[Records excerpted from a collection]
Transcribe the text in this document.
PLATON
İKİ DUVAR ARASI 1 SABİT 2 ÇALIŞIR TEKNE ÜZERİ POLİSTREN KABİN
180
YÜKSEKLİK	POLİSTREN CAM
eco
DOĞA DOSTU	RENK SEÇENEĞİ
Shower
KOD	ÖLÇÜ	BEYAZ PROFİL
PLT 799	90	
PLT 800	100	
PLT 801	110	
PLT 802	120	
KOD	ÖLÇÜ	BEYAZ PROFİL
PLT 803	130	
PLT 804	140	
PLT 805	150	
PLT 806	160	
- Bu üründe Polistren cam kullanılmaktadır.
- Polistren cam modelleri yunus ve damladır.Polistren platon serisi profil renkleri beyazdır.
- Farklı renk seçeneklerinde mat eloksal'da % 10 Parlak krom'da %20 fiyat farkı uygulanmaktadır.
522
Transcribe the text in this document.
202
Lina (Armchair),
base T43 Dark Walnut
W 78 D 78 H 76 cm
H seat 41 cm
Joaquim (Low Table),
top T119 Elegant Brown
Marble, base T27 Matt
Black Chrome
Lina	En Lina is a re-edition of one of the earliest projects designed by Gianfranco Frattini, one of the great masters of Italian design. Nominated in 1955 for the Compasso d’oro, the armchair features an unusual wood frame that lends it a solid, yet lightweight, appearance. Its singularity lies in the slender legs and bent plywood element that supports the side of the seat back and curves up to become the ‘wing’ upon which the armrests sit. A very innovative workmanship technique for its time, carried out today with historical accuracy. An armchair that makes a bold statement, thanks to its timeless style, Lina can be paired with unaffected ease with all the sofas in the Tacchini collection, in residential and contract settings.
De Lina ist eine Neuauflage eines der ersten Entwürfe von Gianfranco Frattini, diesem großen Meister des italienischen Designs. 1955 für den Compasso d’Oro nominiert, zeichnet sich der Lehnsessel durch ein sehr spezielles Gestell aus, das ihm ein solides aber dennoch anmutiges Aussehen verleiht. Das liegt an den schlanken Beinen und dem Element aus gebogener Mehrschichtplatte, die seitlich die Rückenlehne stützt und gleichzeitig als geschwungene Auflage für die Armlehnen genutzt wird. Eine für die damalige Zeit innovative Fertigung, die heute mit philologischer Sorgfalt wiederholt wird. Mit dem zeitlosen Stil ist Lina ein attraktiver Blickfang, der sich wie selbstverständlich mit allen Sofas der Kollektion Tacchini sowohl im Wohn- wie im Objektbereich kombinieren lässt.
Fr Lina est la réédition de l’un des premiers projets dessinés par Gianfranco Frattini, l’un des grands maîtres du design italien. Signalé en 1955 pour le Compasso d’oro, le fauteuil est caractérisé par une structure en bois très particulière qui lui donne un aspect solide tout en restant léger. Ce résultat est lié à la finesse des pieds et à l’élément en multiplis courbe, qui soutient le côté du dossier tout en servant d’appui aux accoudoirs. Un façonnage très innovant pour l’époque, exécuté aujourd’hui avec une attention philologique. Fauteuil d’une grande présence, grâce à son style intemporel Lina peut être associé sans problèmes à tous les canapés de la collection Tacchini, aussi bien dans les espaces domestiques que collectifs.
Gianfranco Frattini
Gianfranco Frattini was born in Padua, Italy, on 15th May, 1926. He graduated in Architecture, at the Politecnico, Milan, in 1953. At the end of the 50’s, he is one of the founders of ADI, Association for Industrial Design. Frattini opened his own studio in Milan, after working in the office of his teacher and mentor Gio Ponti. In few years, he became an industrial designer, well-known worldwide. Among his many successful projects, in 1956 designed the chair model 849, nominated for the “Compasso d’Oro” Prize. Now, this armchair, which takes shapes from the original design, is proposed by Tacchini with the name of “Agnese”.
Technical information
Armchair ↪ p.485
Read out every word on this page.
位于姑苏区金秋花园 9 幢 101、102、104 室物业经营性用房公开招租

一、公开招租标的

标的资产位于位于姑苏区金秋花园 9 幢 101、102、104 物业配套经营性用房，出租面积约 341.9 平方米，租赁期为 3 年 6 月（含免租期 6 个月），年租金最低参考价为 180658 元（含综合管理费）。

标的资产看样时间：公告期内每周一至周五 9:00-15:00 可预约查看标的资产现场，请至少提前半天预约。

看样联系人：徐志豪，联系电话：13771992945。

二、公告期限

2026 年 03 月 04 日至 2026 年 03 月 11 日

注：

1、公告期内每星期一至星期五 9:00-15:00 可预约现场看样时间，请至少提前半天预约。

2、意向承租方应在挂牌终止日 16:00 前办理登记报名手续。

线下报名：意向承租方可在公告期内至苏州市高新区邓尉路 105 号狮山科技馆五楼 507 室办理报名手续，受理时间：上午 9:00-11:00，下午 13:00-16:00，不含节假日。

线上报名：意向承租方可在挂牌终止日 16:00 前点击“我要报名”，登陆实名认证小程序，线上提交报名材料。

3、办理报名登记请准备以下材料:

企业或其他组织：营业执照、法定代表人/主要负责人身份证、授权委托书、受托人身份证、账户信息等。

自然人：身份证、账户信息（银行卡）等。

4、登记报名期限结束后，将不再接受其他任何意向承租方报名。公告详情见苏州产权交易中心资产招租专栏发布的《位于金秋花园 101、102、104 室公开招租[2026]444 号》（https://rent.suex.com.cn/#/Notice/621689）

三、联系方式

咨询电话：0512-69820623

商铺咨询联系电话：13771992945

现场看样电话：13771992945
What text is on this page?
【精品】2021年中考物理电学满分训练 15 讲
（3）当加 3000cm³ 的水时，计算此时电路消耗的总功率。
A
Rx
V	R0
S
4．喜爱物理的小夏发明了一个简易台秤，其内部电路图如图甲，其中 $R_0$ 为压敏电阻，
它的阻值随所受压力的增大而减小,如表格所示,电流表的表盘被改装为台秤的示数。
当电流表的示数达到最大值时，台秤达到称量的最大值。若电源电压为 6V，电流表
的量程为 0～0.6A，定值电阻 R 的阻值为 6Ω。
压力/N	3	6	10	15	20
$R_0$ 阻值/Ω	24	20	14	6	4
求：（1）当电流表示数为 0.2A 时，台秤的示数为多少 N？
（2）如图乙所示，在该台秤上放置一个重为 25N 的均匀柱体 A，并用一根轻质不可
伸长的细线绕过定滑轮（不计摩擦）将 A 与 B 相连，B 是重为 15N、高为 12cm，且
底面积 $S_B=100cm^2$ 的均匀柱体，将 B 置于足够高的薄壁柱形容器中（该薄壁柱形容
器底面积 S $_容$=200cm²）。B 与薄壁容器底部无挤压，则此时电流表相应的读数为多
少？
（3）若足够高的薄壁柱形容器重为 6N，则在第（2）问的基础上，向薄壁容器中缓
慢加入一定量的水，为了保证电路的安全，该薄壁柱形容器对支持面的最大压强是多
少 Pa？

**Exercise instructions:**
Read the entries and show each line that mentions "page".

**Written answer:**
Read out every word on this page.
What text is on this page?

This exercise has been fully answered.